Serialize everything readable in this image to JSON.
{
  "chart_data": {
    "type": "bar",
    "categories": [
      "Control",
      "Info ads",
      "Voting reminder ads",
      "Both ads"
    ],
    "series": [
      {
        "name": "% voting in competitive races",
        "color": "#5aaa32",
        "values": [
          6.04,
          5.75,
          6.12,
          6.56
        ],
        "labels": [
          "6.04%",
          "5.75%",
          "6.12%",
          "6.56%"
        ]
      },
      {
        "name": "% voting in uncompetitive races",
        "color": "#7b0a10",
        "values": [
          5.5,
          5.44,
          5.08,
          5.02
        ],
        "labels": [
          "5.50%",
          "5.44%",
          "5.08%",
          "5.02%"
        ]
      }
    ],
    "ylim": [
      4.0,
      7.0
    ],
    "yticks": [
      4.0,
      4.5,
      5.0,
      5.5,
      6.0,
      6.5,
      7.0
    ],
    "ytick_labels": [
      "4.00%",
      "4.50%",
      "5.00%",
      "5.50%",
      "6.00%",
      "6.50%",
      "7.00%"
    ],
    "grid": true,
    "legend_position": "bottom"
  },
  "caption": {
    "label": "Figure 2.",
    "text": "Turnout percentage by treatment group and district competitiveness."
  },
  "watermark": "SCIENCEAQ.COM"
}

_Exercise task_:
Copy the material above, line for line.

_Exercise solution_:
Serialize everything readable in this image to JSON.
{
  "chart_data": {
    "type": "bar",
    "categories": [
      "Control",
      "Info ads",
      "Voting reminder ads",
      "Both ads"
    ],
    "series": [
      {
        "name": "% voting in competitive races",
        "color": "#5aaa32",
        "values": [
          6.04,
          5.75,
          6.12,
          6.56
        ],
        "labels": [
          "6.04%",
          "5.75%",
          "6.12%",
          "6.56%"
        ]
      },
      {
        "name": "% voting in uncompetitive races",
        "color": "#7b0a10",
        "values": [
          5.5,
          5.44,
          5.08,
          5.02
        ],
        "labels": [
          "5.50%",
          "5.44%",
          "5.08%",
          "5.02%"
        ]
      }
    ],
    "ylim": [
      4.0,
      7.0
    ],
    "yticks": [
      4.0,
      4.5,
      5.0,
      5.5,
      6.0,
      6.5,
      7.0
    ],
    "ytick_labels": [
      "4.00%",
      "4.50%",
      "5.00%",
      "5.50%",
      "6.00%",
      "6.50%",
      "7.00%"
    ],
    "grid": true,
    "legend_position": "bottom"
  },
  "caption": {
    "label": "Figure 2.",
    "text": "Turnout percentage by treatment group and district competitiveness."
  },
  "watermark": "SCIENCEAQ.COM"
}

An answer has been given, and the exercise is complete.